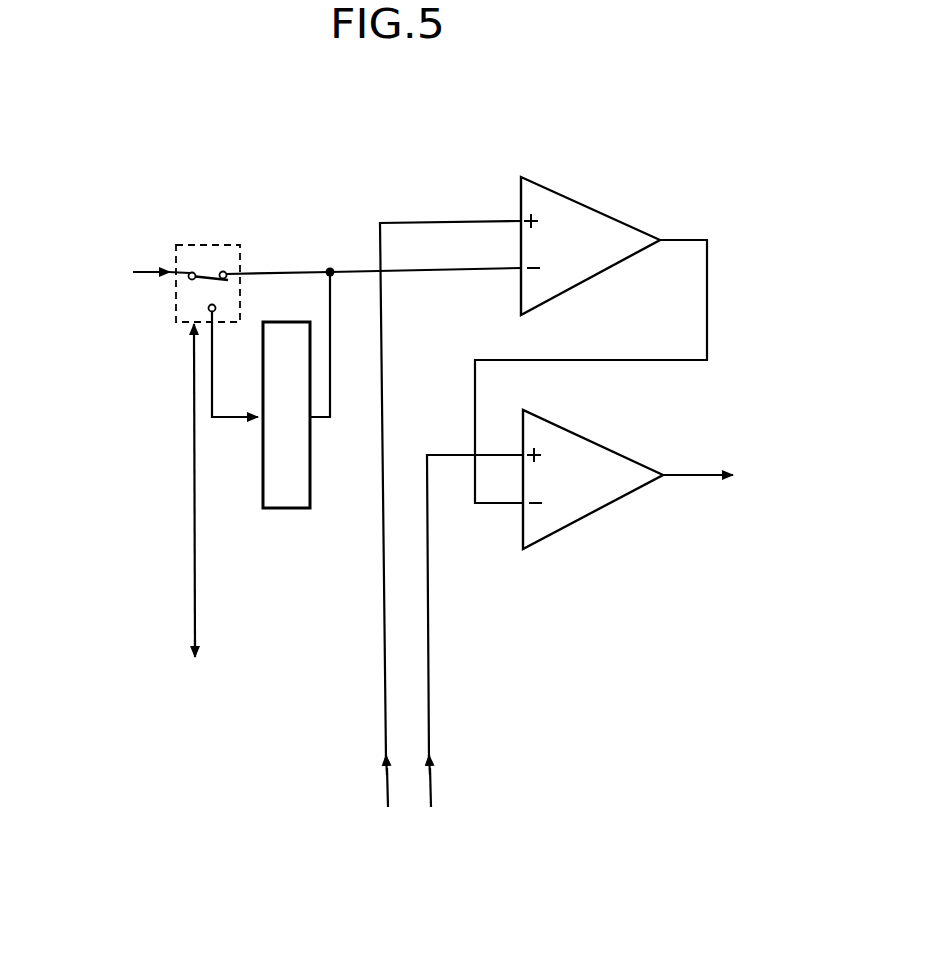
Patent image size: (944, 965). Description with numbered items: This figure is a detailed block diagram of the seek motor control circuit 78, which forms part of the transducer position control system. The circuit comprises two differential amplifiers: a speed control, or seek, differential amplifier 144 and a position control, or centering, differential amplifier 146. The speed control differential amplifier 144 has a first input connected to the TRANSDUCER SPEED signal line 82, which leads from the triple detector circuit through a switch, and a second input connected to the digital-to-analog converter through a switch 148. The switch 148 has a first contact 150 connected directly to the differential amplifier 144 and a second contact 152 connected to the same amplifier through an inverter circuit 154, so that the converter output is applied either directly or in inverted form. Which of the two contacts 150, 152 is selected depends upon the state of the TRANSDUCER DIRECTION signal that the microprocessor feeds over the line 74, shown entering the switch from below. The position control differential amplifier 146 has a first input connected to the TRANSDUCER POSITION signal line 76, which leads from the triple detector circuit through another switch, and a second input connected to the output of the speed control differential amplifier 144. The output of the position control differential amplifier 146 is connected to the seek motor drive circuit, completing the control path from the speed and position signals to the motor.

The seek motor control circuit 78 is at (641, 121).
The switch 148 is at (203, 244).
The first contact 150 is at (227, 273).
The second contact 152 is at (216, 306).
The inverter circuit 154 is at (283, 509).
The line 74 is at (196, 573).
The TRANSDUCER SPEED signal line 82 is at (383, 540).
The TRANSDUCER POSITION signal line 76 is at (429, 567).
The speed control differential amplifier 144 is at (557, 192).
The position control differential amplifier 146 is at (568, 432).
- - - - -
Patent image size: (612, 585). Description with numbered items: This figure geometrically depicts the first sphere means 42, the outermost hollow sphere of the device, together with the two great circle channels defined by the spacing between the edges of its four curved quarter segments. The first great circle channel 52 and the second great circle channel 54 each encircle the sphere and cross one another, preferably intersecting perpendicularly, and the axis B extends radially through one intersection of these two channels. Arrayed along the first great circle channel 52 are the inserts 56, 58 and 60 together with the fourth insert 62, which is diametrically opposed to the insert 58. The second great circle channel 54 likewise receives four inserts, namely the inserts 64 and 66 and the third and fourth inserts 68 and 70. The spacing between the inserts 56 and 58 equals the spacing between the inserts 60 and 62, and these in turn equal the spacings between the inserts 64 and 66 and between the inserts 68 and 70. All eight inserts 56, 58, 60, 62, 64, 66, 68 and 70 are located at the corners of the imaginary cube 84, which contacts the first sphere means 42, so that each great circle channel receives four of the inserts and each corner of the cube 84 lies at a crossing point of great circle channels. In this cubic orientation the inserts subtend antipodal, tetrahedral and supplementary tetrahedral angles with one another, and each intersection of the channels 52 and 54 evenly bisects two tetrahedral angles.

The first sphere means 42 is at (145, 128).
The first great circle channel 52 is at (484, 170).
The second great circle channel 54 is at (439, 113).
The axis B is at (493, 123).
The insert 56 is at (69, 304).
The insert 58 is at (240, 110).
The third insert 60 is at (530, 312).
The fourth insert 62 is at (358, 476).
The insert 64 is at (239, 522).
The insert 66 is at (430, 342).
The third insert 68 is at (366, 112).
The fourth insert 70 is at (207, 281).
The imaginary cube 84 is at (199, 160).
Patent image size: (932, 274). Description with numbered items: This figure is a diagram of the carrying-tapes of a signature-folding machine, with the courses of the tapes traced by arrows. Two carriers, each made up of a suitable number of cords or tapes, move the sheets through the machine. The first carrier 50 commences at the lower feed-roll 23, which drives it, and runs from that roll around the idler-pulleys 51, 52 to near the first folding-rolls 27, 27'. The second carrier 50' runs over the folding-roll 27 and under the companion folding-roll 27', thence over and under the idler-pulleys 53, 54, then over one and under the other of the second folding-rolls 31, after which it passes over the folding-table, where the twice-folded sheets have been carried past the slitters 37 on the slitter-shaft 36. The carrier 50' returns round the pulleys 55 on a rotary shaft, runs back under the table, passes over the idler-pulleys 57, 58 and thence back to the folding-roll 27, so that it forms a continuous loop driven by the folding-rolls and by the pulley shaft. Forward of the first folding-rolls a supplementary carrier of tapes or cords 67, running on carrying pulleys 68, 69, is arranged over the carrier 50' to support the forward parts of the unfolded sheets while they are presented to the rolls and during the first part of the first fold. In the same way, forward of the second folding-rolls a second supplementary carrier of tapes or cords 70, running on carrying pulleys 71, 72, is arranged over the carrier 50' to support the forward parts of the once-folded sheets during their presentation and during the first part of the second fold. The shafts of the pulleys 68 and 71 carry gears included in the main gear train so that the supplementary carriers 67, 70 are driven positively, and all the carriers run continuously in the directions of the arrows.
- - - - -
Exercise details:
Repeat the lines starting with the one containing "Patent image size: (944, 965)." and ending with the one containing "The position control differential amplifier 146 is at", both of those lines included.

Exercise solution:
Patent image size: (944, 965). Description with numbered items: This figure is a detailed block diagram of the seek motor control circuit 78, which forms part of the transducer position control system. The circuit comprises two differential amplifiers: a speed control, or seek, differential amplifier 144 and a position control, or centering, differential amplifier 146. The speed control differential amplifier 144 has a first input connected to the TRANSDUCER SPEED signal line 82, which leads from the triple detector circuit through a switch, and a second input connected to the digital-to-analog converter through a switch 148. The switch 148 has a first contact 150 connected directly to the differential amplifier 144 and a second contact 152 connected to the same amplifier through an inverter circuit 154, so that the converter output is applied either directly or in inverted form. Which of the two contacts 150, 152 is selected depends upon the state of the TRANSDUCER DIRECTION signal that the microprocessor feeds over the line 74, shown entering the switch from below. The position control differential amplifier 146 has a first input connected to the TRANSDUCER POSITION signal line 76, which leads from the triple detector circuit through another switch, and a second input connected to the output of the speed control differential amplifier 144. The output of the position control differential amplifier 146 is connected to the seek motor drive circuit, completing the control path from the speed and position signals to the motor.

The seek motor control circuit 78 is at (641, 121).
The switch 148 is at (203, 244).
The first contact 150 is at (227, 273).
The second contact 152 is at (216, 306).
The inverter circuit 154 is at (283, 509).
The line 74 is at (196, 573).
The TRANSDUCER SPEED signal line 82 is at (383, 540).
The TRANSDUCER POSITION signal line 76 is at (429, 567).
The speed control differential amplifier 144 is at (557, 192).
The position control differential amplifier 146 is at (568, 432).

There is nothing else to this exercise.